▶ **PROBLEM STATEMENT**:
Copy out every line exactly, passing over the pictures.

···

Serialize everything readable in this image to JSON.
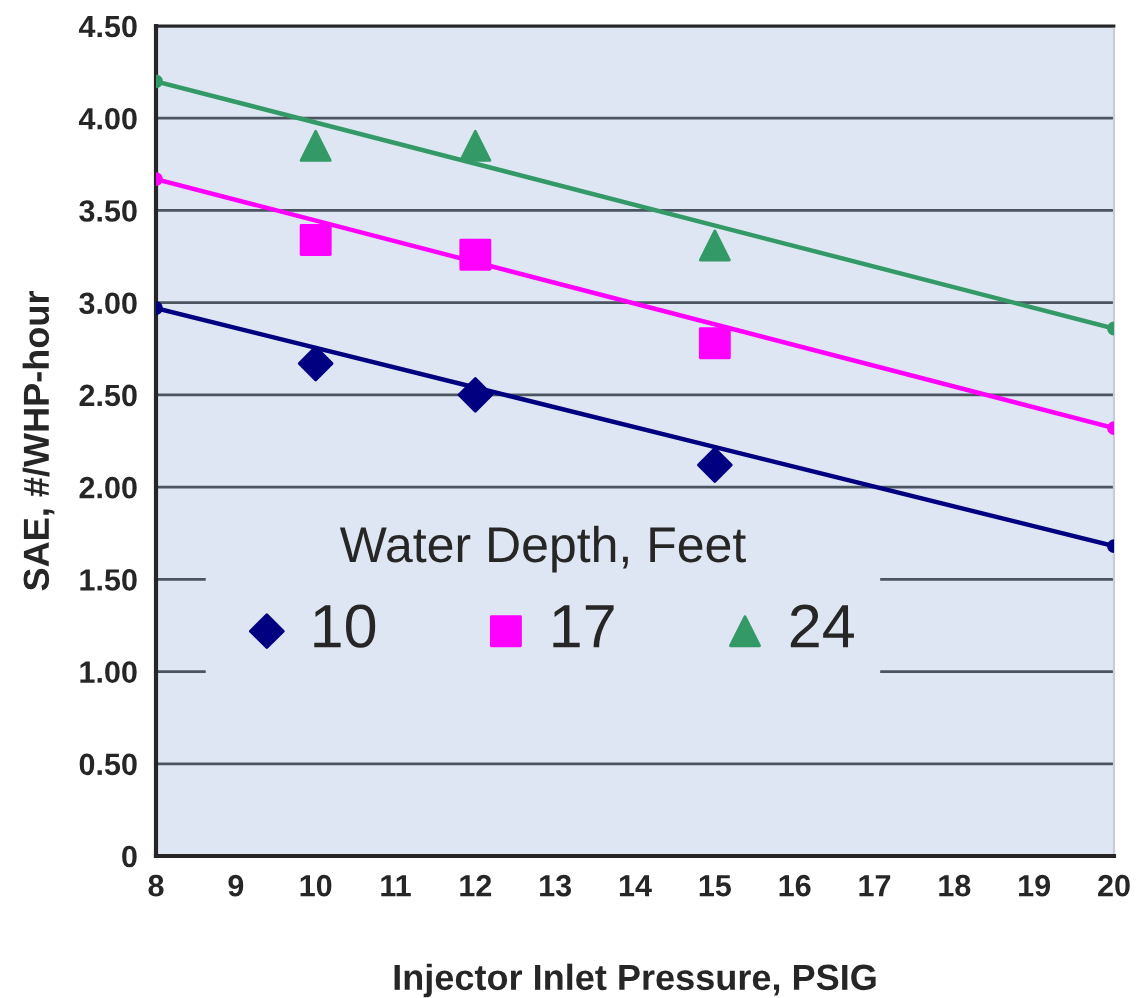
{
  "chart_data": {
    "type": "scatter",
    "xlabel": "Injector Inlet Pressure, PSIG",
    "ylabel": "SAE, #/WHP-hour",
    "legend_title": "Water Depth, Feet",
    "series": [
      {
        "name": "10",
        "color": "#000080",
        "marker": "diamond",
        "x": [
          10,
          12,
          15
        ],
        "values": [
          2.67,
          2.5,
          2.12
        ]
      },
      {
        "name": "17",
        "color": "#ff00ff",
        "marker": "square",
        "x": [
          10,
          12,
          15
        ],
        "values": [
          3.34,
          3.26,
          2.78
        ]
      },
      {
        "name": "24",
        "color": "#339966",
        "marker": "triangle",
        "x": [
          10,
          12,
          15
        ],
        "values": [
          3.85,
          3.85,
          3.31
        ]
      },
      {
        "type": "line",
        "color": "#000080",
        "marker": "circle",
        "x": [
          8,
          20
        ],
        "values": [
          2.97,
          1.68
        ]
      },
      {
        "type": "line",
        "color": "#ff00ff",
        "marker": "circle",
        "x": [
          8,
          20
        ],
        "values": [
          3.67,
          2.32
        ]
      },
      {
        "type": "line",
        "color": "#339966",
        "marker": "circle",
        "x": [
          8,
          20
        ],
        "values": [
          4.2,
          2.86
        ]
      }
    ],
    "xlim": [
      8,
      20
    ],
    "xticks": [
      8,
      9,
      10,
      11,
      12,
      13,
      14,
      15,
      16,
      17,
      18,
      19,
      20
    ],
    "ylim": [
      0,
      4.5
    ],
    "yticks": [
      {
        "value": 0,
        "label": "0"
      },
      {
        "value": 0.5,
        "label": "0.50"
      },
      {
        "value": 1.0,
        "label": "1.00"
      },
      {
        "value": 1.5,
        "label": "1.50"
      },
      {
        "value": 2.0,
        "label": "2.00"
      },
      {
        "value": 2.5,
        "label": "2.50"
      },
      {
        "value": 3.0,
        "label": "3.00"
      },
      {
        "value": 3.5,
        "label": "3.50"
      },
      {
        "value": 4.0,
        "label": "4.00"
      },
      {
        "value": 4.5,
        "label": "4.50"
      }
    ],
    "grid": "y",
    "legend": "bottom left"
  }
}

···

▶ **REPLY**:
Serialize everything readable in this image to JSON.
{
  "chart_data": {
    "type": "scatter",
    "xlabel": "Injector Inlet Pressure, PSIG",
    "ylabel": "SAE, #/WHP-hour",
    "legend_title": "Water Depth, Feet",
    "series": [
      {
        "name": "10",
        "color": "#000080",
        "marker": "diamond",
        "x": [
          10,
          12,
          15
        ],
        "values": [
          2.67,
          2.5,
          2.12
        ]
      },
      {
        "name": "17",
        "color": "#ff00ff",
        "marker": "square",
        "x": [
          10,
          12,
          15
        ],
        "values": [
          3.34,
          3.26,
          2.78
        ]
      },
      {
        "name": "24",
        "color": "#339966",
        "marker": "triangle",
        "x": [
          10,
          12,
          15
        ],
        "values": [
          3.85,
          3.85,
          3.31
        ]
      },
      {
        "type": "line",
        "color": "#000080",
        "marker": "circle",
        "x": [
          8,
          20
        ],
        "values": [
          2.97,
          1.68
        ]
      },
      {
        "type": "line",
        "color": "#ff00ff",
        "marker": "circle",
        "x": [
          8,
          20
        ],
        "values": [
          3.67,
          2.32
        ]
      },
      {
        "type": "line",
        "color": "#339966",
        "marker": "circle",
        "x": [
          8,
          20
        ],
        "values": [
          4.2,
          2.86
        ]
      }
    ],
    "xlim": [
      8,
      20
    ],
    "xticks": [
      8,
      9,
      10,
      11,
      12,
      13,
      14,
      15,
      16,
      17,
      18,
      19,
      20
    ],
    "ylim": [
      0,
      4.5
    ],
    "yticks": [
      {
        "value": 0,
        "label": "0"
      },
      {
        "value": 0.5,
        "label": "0.50"
      },
      {
        "value": 1.0,
        "label": "1.00"
      },
      {
        "value": 1.5,
        "label": "1.50"
      },
      {
        "value": 2.0,
        "label": "2.00"
      },
      {
        "value": 2.5,
        "label": "2.50"
      },
      {
        "value": 3.0,
        "label": "3.00"
      },
      {
        "value": 3.5,
        "label": "3.50"
      },
      {
        "value": 4.0,
        "label": "4.00"
      },
      {
        "value": 4.5,
        "label": "4.50"
      }
    ],
    "grid": "y",
    "legend": "bottom left"
  }
}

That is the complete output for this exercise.